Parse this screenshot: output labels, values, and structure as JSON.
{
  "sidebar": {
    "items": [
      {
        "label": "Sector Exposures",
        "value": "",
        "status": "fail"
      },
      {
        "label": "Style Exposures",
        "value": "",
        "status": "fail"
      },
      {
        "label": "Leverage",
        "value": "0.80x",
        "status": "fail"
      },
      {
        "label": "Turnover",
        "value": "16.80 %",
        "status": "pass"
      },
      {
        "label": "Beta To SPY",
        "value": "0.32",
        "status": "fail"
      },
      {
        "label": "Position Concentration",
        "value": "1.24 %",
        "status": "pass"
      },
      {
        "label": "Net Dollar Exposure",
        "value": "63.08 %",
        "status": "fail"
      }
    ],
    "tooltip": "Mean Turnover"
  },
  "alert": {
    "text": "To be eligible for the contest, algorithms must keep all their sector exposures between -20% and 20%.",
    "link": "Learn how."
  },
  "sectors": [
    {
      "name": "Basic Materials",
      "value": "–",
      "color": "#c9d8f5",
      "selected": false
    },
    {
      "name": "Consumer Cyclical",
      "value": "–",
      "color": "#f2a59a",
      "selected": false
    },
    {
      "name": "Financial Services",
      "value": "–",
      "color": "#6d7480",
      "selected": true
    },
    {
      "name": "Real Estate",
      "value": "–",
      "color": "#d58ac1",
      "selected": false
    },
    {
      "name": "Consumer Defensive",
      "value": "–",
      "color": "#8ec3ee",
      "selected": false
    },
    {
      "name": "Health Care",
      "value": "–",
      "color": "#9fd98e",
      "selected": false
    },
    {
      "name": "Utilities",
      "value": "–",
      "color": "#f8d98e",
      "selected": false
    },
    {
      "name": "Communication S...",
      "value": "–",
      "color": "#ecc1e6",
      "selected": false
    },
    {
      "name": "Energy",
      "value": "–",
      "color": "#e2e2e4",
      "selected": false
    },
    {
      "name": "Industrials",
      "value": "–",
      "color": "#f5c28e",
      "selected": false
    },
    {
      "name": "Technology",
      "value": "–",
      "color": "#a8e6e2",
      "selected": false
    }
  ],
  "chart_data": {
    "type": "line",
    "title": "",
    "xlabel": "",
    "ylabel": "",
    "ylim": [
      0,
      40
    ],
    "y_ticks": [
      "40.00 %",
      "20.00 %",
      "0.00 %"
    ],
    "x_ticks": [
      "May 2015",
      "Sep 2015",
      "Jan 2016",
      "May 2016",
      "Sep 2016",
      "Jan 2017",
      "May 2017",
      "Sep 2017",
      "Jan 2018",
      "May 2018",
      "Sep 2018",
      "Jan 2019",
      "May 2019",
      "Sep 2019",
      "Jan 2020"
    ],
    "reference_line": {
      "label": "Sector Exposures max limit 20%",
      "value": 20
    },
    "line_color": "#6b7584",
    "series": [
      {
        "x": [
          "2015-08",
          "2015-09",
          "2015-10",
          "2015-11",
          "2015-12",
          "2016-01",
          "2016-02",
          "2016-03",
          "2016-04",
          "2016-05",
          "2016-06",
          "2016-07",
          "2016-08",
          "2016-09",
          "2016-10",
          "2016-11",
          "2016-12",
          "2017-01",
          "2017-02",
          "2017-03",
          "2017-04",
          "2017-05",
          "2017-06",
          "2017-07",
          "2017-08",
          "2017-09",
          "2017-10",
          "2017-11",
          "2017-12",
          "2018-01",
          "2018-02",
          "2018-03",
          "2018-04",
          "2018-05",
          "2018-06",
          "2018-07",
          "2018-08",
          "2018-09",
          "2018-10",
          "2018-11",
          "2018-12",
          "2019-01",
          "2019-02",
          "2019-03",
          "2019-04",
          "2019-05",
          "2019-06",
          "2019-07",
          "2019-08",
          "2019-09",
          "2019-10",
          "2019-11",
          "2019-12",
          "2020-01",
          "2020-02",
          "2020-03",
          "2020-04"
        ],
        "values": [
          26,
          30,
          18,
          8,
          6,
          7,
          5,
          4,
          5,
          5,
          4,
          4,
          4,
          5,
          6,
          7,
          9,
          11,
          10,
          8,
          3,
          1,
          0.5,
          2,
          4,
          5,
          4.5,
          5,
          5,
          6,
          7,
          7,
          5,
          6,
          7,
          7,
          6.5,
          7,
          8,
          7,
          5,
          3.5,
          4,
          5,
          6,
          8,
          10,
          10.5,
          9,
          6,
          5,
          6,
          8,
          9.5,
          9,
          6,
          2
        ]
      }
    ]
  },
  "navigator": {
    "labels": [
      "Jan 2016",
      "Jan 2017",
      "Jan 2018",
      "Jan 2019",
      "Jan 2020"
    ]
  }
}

----

- [What you should do]: Look above for lines with the word "Consumer" and copy them all.

- [Task output]:
      "name": "Consumer Cyclical",
      "name": "Consumer Defensive",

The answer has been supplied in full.